There’s nothing quite like cooking with a new nonstick pan. You can whip up scrambled eggs or sear a steak quickly and easily, without feeling like you need to pull your hair out afterward trying to scrape it clean. The food simply slides right out.
The trick to keeping nonstick pans in perfect shape all comes down to how you use them. Frying pans, in particular, are highly versatile, allowing you to create pancakes for breakfast, sauté veggies for lunch and cook chicken for dinner. However, misuse can cause it to get sticky, which defeats its purpose.
Though it’s easy to cook with, nonstick cookware materials require special care. Once damaged, even the best nonstick bakeware made with ceramic or polytetrafluoroethylene (PTFE) coating may be scarred for good.
How To Wash Nonstick Cookware
Even if the manufacturer says it’s dishwasher safe, experts suggest you hand wash instead. Let it cool first and then wash it immediately. The last thing you want to do is plunge it into cold water. That can warp and ruin the pan.

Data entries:
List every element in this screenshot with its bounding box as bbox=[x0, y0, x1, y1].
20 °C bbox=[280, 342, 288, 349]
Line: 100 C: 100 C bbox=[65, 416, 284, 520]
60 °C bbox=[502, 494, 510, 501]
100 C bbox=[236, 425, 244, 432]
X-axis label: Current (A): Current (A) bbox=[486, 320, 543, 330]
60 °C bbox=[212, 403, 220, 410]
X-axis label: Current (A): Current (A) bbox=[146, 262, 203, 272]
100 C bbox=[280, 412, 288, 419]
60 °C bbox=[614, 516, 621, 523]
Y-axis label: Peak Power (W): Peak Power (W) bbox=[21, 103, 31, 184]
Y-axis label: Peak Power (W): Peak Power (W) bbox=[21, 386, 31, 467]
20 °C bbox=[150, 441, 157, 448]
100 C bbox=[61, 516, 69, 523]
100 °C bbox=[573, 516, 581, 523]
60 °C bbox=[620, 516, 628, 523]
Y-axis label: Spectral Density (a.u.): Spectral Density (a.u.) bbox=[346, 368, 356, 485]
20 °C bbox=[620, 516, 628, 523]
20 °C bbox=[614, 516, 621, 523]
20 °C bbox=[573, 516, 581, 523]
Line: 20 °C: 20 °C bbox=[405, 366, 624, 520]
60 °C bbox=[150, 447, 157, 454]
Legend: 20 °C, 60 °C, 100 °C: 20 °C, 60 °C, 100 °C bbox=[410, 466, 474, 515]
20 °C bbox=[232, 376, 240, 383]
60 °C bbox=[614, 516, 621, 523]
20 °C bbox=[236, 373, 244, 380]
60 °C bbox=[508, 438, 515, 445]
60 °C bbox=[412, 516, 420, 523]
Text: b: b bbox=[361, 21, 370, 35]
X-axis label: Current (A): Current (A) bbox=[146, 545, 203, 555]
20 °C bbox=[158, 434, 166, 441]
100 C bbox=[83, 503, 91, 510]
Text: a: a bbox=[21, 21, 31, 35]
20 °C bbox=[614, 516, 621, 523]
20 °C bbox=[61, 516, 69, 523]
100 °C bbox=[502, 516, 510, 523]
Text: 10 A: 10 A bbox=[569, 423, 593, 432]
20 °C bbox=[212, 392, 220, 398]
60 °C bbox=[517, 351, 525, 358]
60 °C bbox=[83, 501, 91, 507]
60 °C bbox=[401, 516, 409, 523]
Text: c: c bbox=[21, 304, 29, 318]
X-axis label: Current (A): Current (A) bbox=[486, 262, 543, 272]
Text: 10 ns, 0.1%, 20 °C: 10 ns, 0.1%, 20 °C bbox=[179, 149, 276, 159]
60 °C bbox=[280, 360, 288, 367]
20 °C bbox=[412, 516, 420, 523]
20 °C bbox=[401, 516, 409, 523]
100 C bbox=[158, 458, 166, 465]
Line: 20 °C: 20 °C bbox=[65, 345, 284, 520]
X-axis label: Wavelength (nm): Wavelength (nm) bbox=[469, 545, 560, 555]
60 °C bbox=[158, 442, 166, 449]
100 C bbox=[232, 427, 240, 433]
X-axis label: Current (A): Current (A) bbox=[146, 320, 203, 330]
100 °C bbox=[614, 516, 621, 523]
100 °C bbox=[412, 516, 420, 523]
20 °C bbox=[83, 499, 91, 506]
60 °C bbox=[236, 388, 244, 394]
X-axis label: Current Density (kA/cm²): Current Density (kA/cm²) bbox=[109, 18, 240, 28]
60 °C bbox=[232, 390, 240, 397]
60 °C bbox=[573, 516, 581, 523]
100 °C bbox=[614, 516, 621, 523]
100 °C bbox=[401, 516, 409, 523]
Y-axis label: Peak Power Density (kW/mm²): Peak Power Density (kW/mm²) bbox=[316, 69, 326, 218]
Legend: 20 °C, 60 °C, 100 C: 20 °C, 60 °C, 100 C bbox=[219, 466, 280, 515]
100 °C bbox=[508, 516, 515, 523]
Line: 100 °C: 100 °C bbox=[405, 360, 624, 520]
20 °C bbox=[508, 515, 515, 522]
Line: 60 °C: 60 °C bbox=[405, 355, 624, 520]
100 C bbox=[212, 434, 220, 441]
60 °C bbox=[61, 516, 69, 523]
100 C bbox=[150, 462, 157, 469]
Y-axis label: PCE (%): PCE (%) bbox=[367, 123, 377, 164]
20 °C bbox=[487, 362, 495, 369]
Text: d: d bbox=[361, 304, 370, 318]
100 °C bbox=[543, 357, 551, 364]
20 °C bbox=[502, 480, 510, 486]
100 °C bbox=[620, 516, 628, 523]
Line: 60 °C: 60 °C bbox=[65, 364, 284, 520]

#### [Work instructions]
A. Retype the data entry rows line for line, beginning with the first row and stopping after the line that contains "20 °C bbox=[212, 392, 220, 398]".
B. Extend the text on caring for nonstick pans, picking up right after its last sentence.

#### [Responses]
A.
List every element in this screenshot with its bounding box as bbox=[x0, y0, x1, y1].
20 °C bbox=[280, 342, 288, 349]
Line: 100 C: 100 C bbox=[65, 416, 284, 520]
60 °C bbox=[502, 494, 510, 501]
100 C bbox=[236, 425, 244, 432]
X-axis label: Current (A): Current (A) bbox=[486, 320, 543, 330]
60 °C bbox=[212, 403, 220, 410]
X-axis label: Current (A): Current (A) bbox=[146, 262, 203, 272]
100 C bbox=[280, 412, 288, 419]
60 °C bbox=[614, 516, 621, 523]
Y-axis label: Peak Power (W): Peak Power (W) bbox=[21, 103, 31, 184]
Y-axis label: Peak Power (W): Peak Power (W) bbox=[21, 386, 31, 467]
20 °C bbox=[150, 441, 157, 448]
100 C bbox=[61, 516, 69, 523]
100 °C bbox=[573, 516, 581, 523]
60 °C bbox=[620, 516, 628, 523]
Y-axis label: Spectral Density (a.u.): Spectral Density (a.u.) bbox=[346, 368, 356, 485]
20 °C bbox=[620, 516, 628, 523]
20 °C bbox=[614, 516, 621, 523]
20 °C bbox=[573, 516, 581, 523]
Line: 20 °C: 20 °C bbox=[405, 366, 624, 520]
60 °C bbox=[150, 447, 157, 454]
Legend: 20 °C, 60 °C, 100 °C: 20 °C, 60 °C, 100 °C bbox=[410, 466, 474, 515]
20 °C bbox=[232, 376, 240, 383]
60 °C bbox=[614, 516, 621, 523]
20 °C bbox=[236, 373, 244, 380]
60 °C bbox=[508, 438, 515, 445]
60 °C bbox=[412, 516, 420, 523]
Text: b: b bbox=[361, 21, 370, 35]
X-axis label: Current (A): Current (A) bbox=[146, 545, 203, 555]
20 °C bbox=[158, 434, 166, 441]
100 C bbox=[83, 503, 91, 510]
Text: a: a bbox=[21, 21, 31, 35]
20 °C bbox=[614, 516, 621, 523]
20 °C bbox=[61, 516, 69, 523]
100 °C bbox=[502, 516, 510, 523]
Text: 10 A: 10 A bbox=[569, 423, 593, 432]
20 °C bbox=[212, 392, 220, 398]

B.
You also won’t need to ever let it soak. Cleaning nonstick items usually simply require a quick swipe to get rid of the bulk of the leftover food particles and then a short wash with warm soap and water.
How To Get Residue Off A Nonstick Pan
When heating an ingredient at a high temperature, such as a steak, the cooking oils can leave behind a residue. To clean a pan, let it cool first, then fill it with water and 1/2 cup of white vinegar. Bring it to a boil and watch the gunk float up to the top. Use a paper towel to skim it off, pour out the liquid and wash as usual. If you need additional elbow grease, use a nonabrasive nylon scrubber.
Treat Your Nonstick Pan Well
- Only use utensils that won’t threaten the integrity of the nonstick surface, such as plastic or wood.
- Before you turn on the heat, add a small amount of oil or butter and distribute it well.
- You may need to season the pan periodically. Check your owner’s manual.
- Dry your nonstick pots and pans before storing them in the cupboard.
If you’ve had your nonstick pan for years and it’s no longer doing the trick, it might be time to retire it. The average lifespan of nonstick cookware is about five years. If it’s peeling or pitted, it’s time to let it go.
What Else To Know About Nonstick Bakeware And Cookware
The best nonstick bakeware requires very little oil for cooking, allowing you to save on calories. You also won’t need any abrasive pads for cleaning. Anything scratchy can damage the coating.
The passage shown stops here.